Extracts from a graphics dataset:
=-=-=
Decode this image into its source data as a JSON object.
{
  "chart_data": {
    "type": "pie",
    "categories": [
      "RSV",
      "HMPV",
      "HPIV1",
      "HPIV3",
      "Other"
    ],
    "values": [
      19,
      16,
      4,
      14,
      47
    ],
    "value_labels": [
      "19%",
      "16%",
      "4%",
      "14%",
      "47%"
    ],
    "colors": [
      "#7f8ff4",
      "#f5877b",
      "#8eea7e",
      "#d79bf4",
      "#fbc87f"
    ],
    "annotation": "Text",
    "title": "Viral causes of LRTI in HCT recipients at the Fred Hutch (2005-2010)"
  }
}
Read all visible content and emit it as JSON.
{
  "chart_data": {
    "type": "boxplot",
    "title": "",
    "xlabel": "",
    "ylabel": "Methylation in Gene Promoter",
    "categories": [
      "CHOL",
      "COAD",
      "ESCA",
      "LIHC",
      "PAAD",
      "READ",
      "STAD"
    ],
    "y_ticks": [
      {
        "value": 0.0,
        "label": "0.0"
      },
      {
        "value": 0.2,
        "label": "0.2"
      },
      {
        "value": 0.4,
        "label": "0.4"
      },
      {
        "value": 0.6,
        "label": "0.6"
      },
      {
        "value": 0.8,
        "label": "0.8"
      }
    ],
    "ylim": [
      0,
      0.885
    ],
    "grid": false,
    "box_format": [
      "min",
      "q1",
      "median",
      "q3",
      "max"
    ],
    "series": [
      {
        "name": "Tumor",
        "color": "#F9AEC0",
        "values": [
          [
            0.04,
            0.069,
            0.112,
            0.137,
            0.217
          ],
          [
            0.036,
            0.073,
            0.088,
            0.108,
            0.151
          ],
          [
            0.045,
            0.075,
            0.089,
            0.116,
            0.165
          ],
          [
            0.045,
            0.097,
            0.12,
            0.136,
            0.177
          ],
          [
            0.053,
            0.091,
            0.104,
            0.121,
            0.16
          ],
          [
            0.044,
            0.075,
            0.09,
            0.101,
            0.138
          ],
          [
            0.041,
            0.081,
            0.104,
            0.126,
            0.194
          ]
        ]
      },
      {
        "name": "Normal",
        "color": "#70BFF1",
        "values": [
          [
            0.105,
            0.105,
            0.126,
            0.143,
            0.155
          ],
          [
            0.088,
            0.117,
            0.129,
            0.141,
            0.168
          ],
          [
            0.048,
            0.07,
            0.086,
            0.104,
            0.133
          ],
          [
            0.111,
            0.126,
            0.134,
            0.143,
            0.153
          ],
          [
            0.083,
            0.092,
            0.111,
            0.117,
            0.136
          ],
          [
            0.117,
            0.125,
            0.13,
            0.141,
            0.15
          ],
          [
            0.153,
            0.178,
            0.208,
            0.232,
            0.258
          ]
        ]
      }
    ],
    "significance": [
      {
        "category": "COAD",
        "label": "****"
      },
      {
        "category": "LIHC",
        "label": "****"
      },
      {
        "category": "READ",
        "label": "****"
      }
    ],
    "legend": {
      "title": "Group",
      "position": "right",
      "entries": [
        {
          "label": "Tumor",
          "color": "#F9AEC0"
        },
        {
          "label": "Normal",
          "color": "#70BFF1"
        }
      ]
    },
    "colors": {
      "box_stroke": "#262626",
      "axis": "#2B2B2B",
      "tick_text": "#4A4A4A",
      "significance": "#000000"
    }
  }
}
=-=-=
#### [DESCRIPTION OF THE TASK]
Each line above must be output exactly as it stands.

#### [REPLY TO THE TASK]
Decode this image into its source data as a JSON object.
{
  "chart_data": {
    "type": "pie",
    "categories": [
      "RSV",
      "HMPV",
      "HPIV1",
      "HPIV3",
      "Other"
    ],
    "values": [
      19,
      16,
      4,
      14,
      47
    ],
    "value_labels": [
      "19%",
      "16%",
      "4%",
      "14%",
      "47%"
    ],
    "colors": [
      "#7f8ff4",
      "#f5877b",
      "#8eea7e",
      "#d79bf4",
      "#fbc87f"
    ],
    "annotation": "Text",
    "title": "Viral causes of LRTI in HCT recipients at the Fred Hutch (2005-2010)"
  }
}
Read all visible content and emit it as JSON.
{
  "chart_data": {
    "type": "boxplot",
    "title": "",
    "xlabel": "",
    "ylabel": "Methylation in Gene Promoter",
    "categories": [
      "CHOL",
      "COAD",
      "ESCA",
      "LIHC",
      "PAAD",
      "READ",
      "STAD"
    ],
    "y_ticks": [
      {
        "value": 0.0,
        "label": "0.0"
      },
      {
        "value": 0.2,
        "label": "0.2"
      },
      {
        "value": 0.4,
        "label": "0.4"
      },
      {
        "value": 0.6,
        "label": "0.6"
      },
      {
        "value": 0.8,
        "label": "0.8"
      }
    ],
    "ylim": [
      0,
      0.885
    ],
    "grid": false,
    "box_format": [
      "min",
      "q1",
      "median",
      "q3",
      "max"
    ],
    "series": [
      {
        "name": "Tumor",
        "color": "#F9AEC0",
        "values": [
          [
            0.04,
            0.069,
            0.112,
            0.137,
            0.217
          ],
          [
            0.036,
            0.073,
            0.088,
            0.108,
            0.151
          ],
          [
            0.045,
            0.075,
            0.089,
            0.116,
            0.165
          ],
          [
            0.045,
            0.097,
            0.12,
            0.136,
            0.177
          ],
          [
            0.053,
            0.091,
            0.104,
            0.121,
            0.16
          ],
          [
            0.044,
            0.075,
            0.09,
            0.101,
            0.138
          ],
          [
            0.041,
            0.081,
            0.104,
            0.126,
            0.194
          ]
        ]
      },
      {
        "name": "Normal",
        "color": "#70BFF1",
        "values": [
          [
            0.105,
            0.105,
            0.126,
            0.143,
            0.155
          ],
          [
            0.088,
            0.117,
            0.129,
            0.141,
            0.168
          ],
          [
            0.048,
            0.07,
            0.086,
            0.104,
            0.133
          ],
          [
            0.111,
            0.126,
            0.134,
            0.143,
            0.153
          ],
          [
            0.083,
            0.092,
            0.111,
            0.117,
            0.136
          ],
          [
            0.117,
            0.125,
            0.13,
            0.141,
            0.15
          ],
          [
            0.153,
            0.178,
            0.208,
            0.232,
            0.258
          ]
        ]
      }
    ],
    "significance": [
      {
        "category": "COAD",
        "label": "****"
      },
      {
        "category": "LIHC",
        "label": "****"
      },
      {
        "category": "READ",
        "label": "****"
      }
    ],
    "legend": {
      "title": "Group",
      "position": "right",
      "entries": [
        {
          "label": "Tumor",
          "color": "#F9AEC0"
        },
        {
          "label": "Normal",
          "color": "#70BFF1"
        }
      ]
    },
    "colors": {
      "box_stroke": "#262626",
      "axis": "#2B2B2B",
      "tick_text": "#4A4A4A",
      "significance": "#000000"
    }
  }
}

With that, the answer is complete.